» WHAT IS NEEDED
Count lines, not occurrences: give the number of lines holding the word "Adaptive", and nothing besides.

* begin LISTED RECORDS *

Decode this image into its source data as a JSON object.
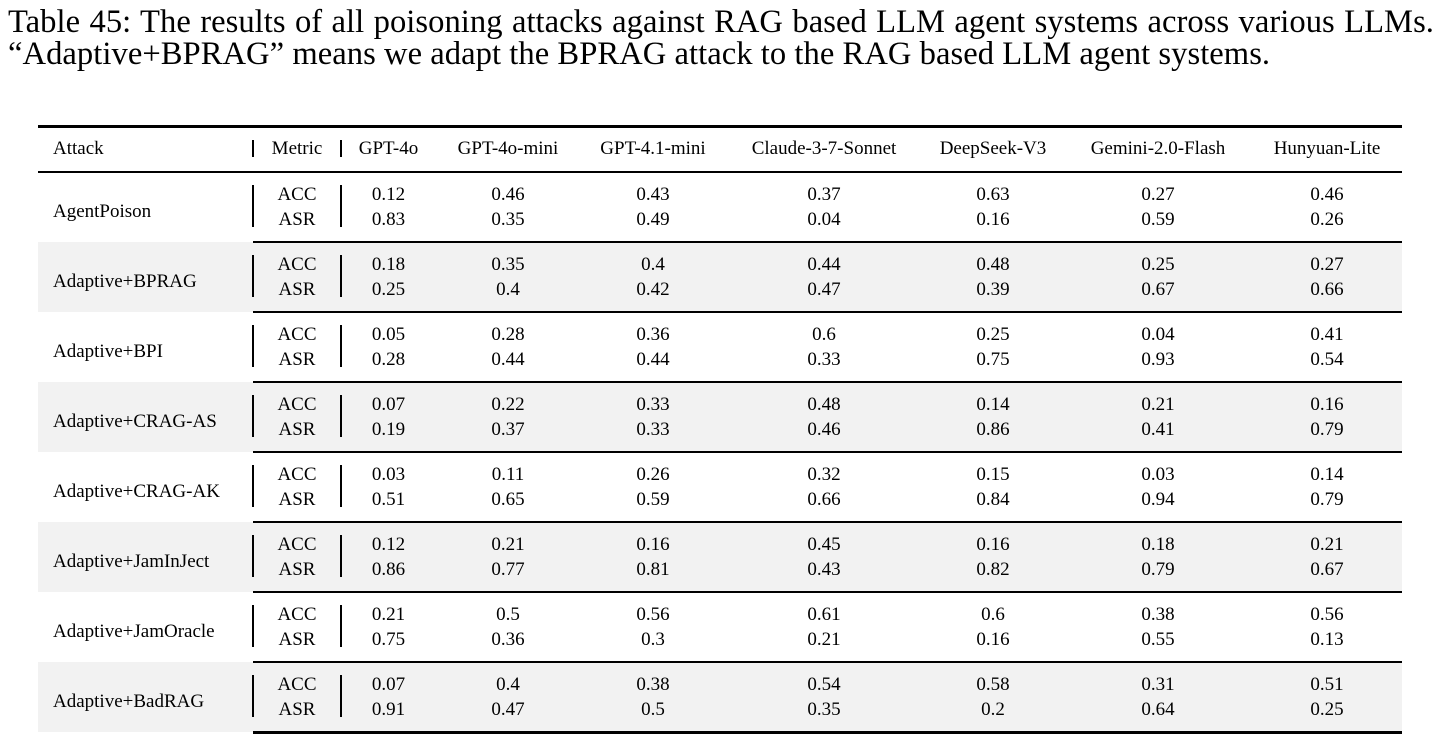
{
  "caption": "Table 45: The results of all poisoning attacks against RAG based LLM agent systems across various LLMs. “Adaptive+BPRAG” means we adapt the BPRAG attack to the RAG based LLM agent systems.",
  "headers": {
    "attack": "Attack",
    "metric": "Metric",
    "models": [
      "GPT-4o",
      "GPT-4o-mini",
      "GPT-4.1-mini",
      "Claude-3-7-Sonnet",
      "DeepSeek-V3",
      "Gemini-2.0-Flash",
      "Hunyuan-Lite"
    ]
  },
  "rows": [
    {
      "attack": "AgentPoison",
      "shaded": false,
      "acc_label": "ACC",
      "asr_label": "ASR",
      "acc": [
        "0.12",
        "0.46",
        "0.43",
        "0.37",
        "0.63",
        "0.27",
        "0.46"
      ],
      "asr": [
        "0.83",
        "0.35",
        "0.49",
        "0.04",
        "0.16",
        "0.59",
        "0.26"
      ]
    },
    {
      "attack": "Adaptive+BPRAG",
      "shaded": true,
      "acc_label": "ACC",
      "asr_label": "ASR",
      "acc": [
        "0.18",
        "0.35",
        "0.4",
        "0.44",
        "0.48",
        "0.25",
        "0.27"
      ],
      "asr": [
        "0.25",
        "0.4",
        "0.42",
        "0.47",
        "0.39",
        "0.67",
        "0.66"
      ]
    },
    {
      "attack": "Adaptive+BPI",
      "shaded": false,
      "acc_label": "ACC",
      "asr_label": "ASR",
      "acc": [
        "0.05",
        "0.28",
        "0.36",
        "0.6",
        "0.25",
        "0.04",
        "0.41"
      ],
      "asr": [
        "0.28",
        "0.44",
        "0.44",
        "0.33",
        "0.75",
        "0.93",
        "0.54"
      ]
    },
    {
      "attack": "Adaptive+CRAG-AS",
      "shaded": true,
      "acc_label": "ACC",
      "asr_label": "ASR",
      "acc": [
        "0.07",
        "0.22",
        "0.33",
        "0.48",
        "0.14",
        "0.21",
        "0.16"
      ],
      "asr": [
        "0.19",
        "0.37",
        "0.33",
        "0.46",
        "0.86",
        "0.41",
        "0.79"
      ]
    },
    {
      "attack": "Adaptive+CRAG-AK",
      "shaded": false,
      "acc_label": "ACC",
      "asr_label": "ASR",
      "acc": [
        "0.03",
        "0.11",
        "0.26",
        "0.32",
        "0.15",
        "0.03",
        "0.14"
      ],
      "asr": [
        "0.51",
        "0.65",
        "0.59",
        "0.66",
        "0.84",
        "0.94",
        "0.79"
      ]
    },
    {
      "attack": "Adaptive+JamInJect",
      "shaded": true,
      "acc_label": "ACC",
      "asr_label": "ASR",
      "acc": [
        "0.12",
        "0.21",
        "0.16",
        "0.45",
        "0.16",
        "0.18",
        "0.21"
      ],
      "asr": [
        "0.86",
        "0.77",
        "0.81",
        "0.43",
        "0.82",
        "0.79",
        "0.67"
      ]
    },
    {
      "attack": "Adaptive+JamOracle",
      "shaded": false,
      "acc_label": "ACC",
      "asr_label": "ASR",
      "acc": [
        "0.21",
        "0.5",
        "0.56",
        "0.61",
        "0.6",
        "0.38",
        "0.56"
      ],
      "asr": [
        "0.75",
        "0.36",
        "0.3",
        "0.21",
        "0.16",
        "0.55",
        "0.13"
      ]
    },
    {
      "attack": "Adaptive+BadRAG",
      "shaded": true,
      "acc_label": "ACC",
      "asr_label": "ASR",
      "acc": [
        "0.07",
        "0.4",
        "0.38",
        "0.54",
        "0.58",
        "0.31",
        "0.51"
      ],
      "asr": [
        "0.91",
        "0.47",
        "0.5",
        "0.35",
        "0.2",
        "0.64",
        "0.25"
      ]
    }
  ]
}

* end LISTED RECORDS *

» EXERCISE RESPONSE
8